** START ITEMS **

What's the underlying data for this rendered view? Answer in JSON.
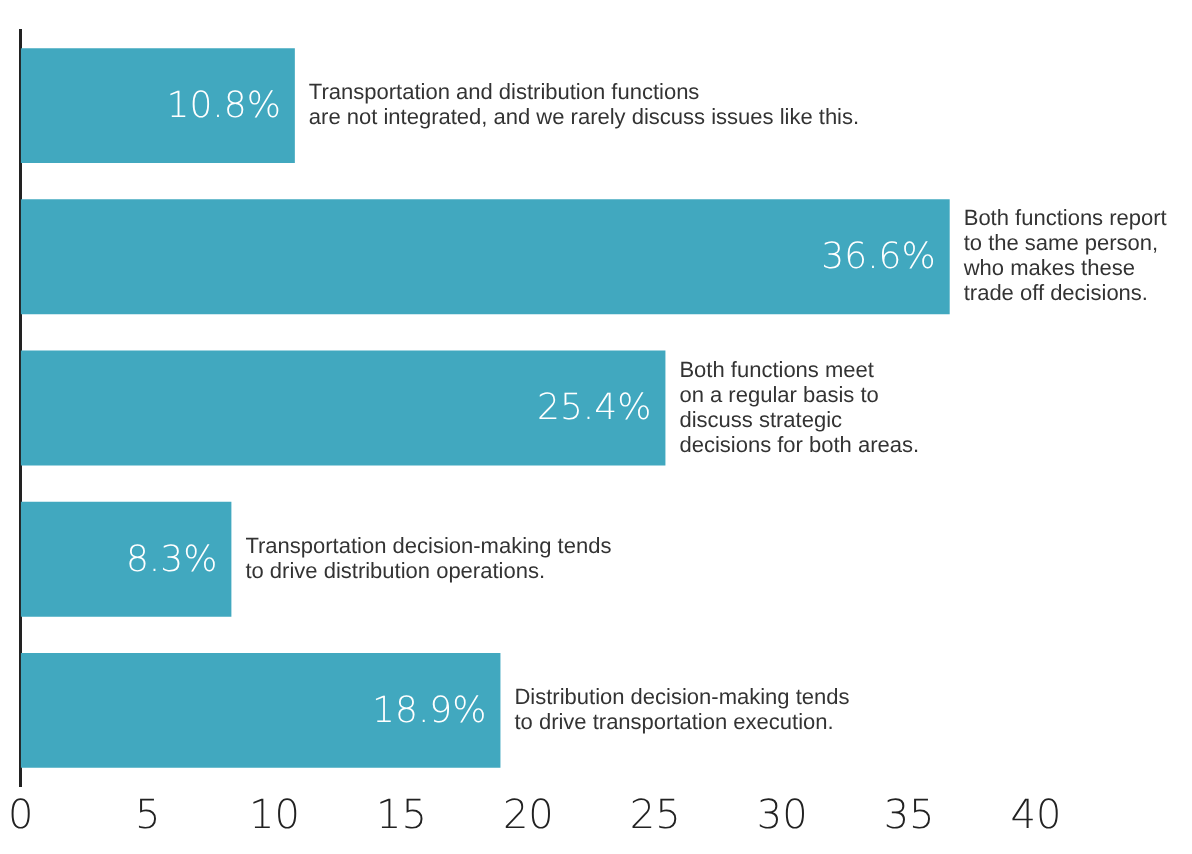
{
  "chart_data": {
    "type": "bar",
    "orientation": "horizontal",
    "categories": [
      "Transportation and distribution functions\nare not integrated, and we rarely discuss issues like this.",
      "Both functions report\nto the same person,\nwho makes these\ntrade off decisions.",
      "Both functions meet\non a regular basis to\ndiscuss strategic\ndecisions for both areas.",
      "Transportation decision-making tends\nto drive distribution operations.",
      "Distribution decision-making tends\nto drive transportation execution."
    ],
    "values": [
      10.8,
      36.6,
      25.4,
      8.3,
      18.9
    ],
    "value_labels": [
      "10.8%",
      "36.6%",
      "25.4%",
      "8.3%",
      "18.9%"
    ],
    "color": "#41a8bf",
    "xlim": [
      0,
      40
    ],
    "xticks": [
      0,
      5,
      10,
      15,
      20,
      25,
      30,
      35,
      40
    ],
    "grid": false,
    "tick_labels": "x"
  }
}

** END ITEMS **

## TASK
State how many lines of the entries above include the word "tends", offering no text other than the number.

## FULL RESPONSE
2